*WORK REQUIRED*. Scan the data below. Pull out each line where "this" occurs.

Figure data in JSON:
-.-.-

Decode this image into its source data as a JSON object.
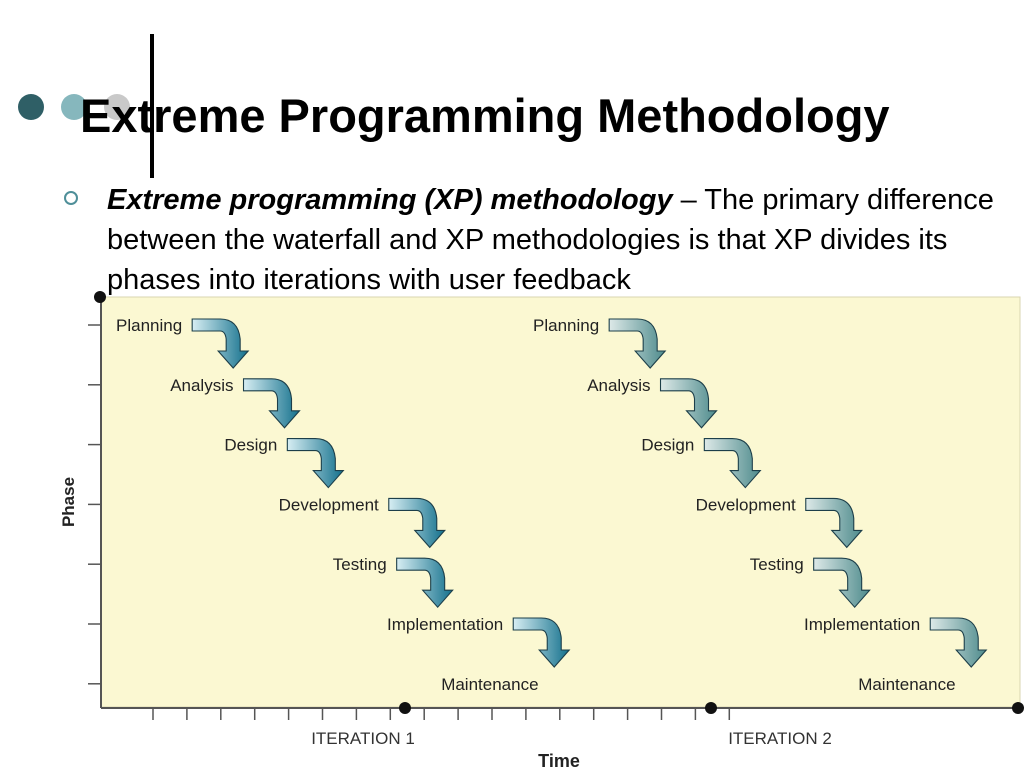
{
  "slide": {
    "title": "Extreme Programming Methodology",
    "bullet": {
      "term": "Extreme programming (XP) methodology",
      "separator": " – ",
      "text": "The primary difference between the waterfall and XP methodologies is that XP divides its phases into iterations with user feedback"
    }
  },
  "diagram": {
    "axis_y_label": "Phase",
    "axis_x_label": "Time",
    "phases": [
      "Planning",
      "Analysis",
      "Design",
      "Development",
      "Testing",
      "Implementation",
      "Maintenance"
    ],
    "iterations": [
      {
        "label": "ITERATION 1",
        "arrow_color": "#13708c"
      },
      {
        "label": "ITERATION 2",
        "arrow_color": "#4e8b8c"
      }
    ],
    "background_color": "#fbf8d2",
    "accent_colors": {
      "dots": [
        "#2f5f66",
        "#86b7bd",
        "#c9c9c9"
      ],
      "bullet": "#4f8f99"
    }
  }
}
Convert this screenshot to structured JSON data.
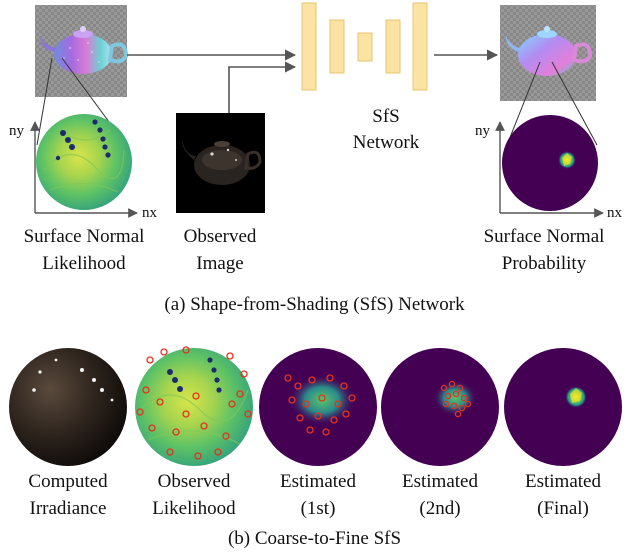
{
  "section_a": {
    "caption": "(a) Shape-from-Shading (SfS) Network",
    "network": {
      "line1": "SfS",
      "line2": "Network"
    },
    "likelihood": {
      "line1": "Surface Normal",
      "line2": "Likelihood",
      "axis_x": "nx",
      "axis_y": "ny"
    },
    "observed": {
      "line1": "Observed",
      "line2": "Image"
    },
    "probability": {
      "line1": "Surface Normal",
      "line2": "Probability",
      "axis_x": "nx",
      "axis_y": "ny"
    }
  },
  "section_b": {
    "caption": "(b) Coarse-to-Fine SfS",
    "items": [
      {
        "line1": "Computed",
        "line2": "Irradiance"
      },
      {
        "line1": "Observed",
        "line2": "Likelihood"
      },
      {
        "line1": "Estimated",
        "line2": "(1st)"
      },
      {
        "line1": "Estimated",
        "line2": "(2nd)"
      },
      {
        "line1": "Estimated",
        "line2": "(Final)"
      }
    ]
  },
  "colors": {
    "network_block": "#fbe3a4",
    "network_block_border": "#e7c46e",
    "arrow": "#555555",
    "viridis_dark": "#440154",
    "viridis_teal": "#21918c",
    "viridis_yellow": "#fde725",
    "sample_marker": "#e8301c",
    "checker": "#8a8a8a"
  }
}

-.-.-

*ANSWER TO THE EXERCISE*.
Decode this image into its source data as a JSON object.
Convert this screenshot to structured JSON data.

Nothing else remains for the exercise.